§ THE PROBLEM: Set down each entry exactly as given; pictures should not appear in the copy.

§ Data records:
— START —

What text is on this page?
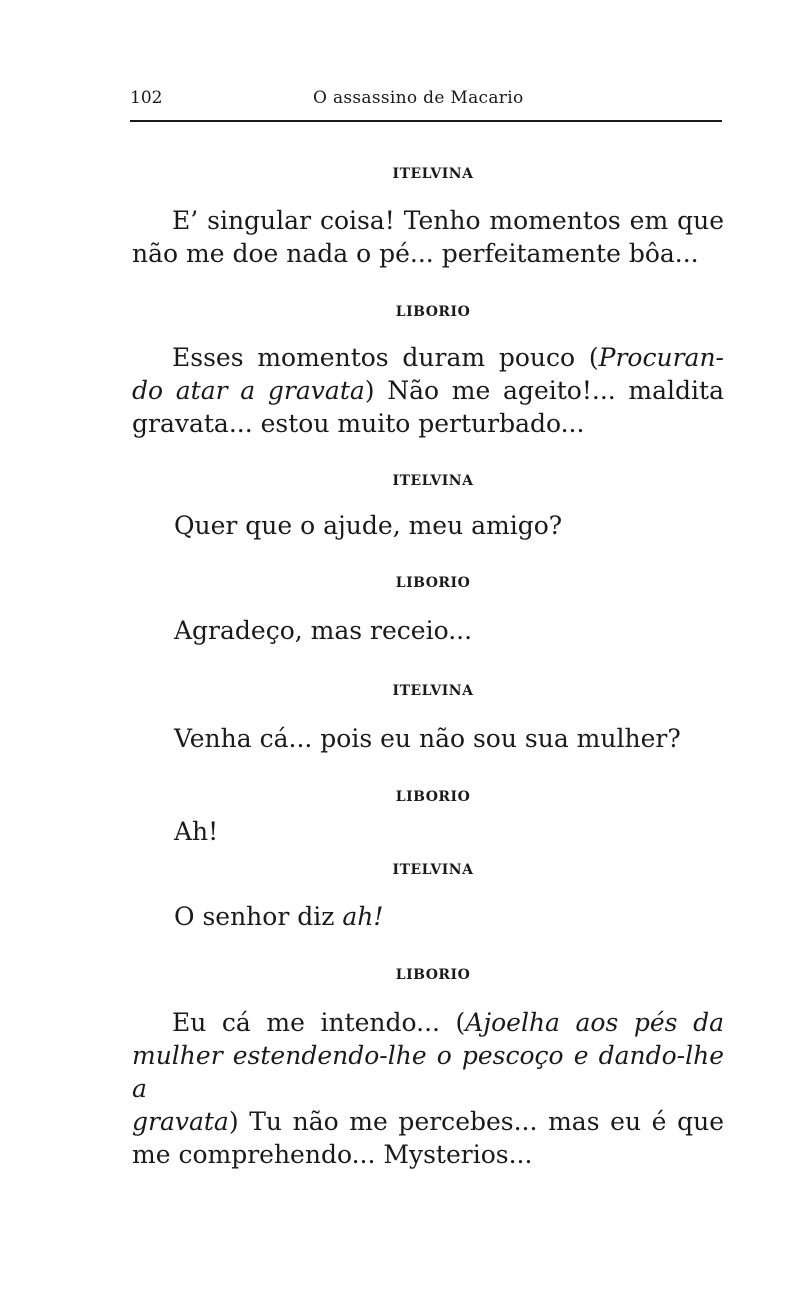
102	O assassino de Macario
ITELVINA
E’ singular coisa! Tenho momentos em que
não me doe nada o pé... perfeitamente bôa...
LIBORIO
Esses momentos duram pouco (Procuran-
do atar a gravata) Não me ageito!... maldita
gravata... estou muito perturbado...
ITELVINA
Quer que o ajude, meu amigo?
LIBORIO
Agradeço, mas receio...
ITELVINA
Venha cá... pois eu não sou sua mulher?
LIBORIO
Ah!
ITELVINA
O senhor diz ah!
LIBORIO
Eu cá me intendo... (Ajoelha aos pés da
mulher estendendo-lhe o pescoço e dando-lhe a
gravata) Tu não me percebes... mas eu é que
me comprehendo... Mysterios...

— END —

§ RESULT FOR THIS EXERCISE:
What text is on this page?
102	O assassino de Macario
ITELVINA
E’ singular coisa! Tenho momentos em que
não me doe nada o pé... perfeitamente bôa...
LIBORIO
Esses momentos duram pouco (Procuran-
do atar a gravata) Não me ageito!... maldita
gravata... estou muito perturbado...
ITELVINA
Quer que o ajude, meu amigo?
LIBORIO
Agradeço, mas receio...
ITELVINA
Venha cá... pois eu não sou sua mulher?
LIBORIO
Ah!
ITELVINA
O senhor diz ah!
LIBORIO
Eu cá me intendo... (Ajoelha aos pés da
mulher estendendo-lhe o pescoço e dando-lhe a
gravata) Tu não me percebes... mas eu é que
me comprehendo... Mysterios...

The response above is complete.